→ **What needs to be done**: Filter the data for lines with the word "помещичьих", then copy every line so identified.

━━━━━━━━

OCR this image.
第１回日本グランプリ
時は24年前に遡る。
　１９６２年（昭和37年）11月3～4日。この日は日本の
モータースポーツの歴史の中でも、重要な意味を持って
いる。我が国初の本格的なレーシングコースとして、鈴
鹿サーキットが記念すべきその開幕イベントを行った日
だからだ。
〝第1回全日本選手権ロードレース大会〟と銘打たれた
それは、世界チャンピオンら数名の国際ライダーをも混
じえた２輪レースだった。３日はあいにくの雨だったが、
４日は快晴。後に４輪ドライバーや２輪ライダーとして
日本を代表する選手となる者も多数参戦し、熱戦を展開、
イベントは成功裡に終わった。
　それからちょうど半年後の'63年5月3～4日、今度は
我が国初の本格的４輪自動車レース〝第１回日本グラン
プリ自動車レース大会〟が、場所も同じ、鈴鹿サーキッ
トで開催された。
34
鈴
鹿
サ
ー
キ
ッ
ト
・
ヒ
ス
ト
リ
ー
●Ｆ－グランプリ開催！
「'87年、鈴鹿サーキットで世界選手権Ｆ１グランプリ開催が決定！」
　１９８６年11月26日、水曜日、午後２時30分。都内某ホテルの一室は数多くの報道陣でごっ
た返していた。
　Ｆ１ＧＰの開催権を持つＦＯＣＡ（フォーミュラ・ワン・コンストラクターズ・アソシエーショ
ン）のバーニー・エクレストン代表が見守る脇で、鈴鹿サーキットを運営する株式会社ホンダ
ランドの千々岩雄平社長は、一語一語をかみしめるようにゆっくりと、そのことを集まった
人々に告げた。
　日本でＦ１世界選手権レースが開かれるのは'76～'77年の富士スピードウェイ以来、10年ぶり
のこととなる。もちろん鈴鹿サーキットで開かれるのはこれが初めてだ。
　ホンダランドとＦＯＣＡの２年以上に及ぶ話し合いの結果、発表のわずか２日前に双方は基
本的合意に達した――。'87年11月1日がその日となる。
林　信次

━━━━━━━━

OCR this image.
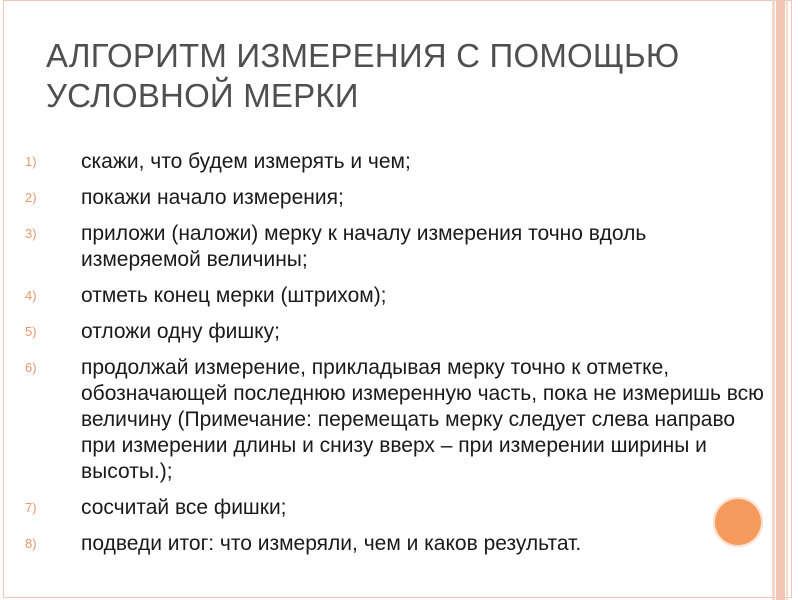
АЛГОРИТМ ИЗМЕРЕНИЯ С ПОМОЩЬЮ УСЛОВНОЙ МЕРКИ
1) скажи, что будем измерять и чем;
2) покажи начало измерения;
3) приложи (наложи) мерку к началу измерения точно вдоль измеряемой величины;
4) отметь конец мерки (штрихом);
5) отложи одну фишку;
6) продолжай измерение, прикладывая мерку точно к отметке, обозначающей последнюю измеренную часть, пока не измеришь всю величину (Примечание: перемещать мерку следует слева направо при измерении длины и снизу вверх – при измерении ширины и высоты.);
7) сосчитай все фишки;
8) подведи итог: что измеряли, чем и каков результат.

━━━━━━━━

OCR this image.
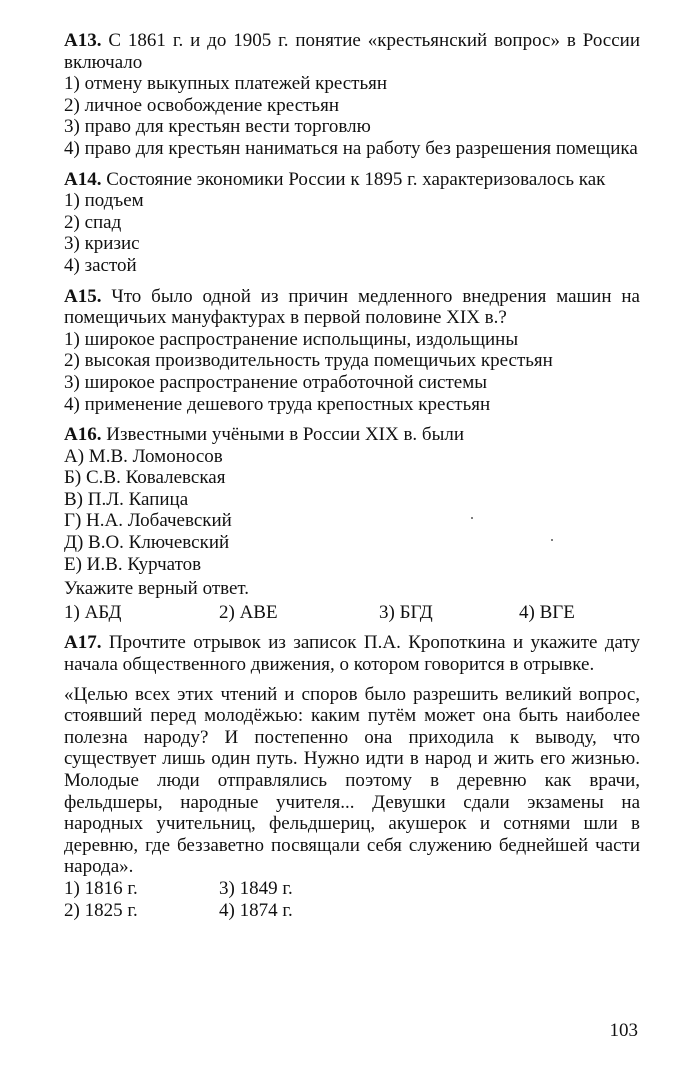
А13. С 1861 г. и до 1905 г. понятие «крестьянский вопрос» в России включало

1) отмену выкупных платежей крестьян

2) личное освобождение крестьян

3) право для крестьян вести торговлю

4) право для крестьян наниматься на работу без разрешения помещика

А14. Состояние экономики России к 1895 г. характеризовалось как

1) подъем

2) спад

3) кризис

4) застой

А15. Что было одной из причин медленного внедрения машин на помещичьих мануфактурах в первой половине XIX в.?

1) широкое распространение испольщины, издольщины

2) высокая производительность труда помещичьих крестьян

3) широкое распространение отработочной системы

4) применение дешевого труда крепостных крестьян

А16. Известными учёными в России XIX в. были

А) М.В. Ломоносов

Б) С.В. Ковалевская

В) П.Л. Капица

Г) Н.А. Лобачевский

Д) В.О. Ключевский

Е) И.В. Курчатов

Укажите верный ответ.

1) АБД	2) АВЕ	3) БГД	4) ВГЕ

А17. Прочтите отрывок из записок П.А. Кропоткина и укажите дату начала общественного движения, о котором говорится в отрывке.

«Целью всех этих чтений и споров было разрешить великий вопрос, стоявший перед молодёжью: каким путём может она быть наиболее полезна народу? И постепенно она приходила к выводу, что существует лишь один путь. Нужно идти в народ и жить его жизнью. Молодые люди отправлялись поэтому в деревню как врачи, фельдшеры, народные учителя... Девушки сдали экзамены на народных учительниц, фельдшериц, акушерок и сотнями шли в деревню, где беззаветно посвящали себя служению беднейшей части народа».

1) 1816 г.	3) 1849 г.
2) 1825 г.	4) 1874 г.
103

━━━━━━━━

→ **Reply to the task**:
А15. Что было одной из причин медленного внедрения машин на помещичьих мануфактурах в первой половине XIX в.?
2) высокая производительность труда помещичьих крестьян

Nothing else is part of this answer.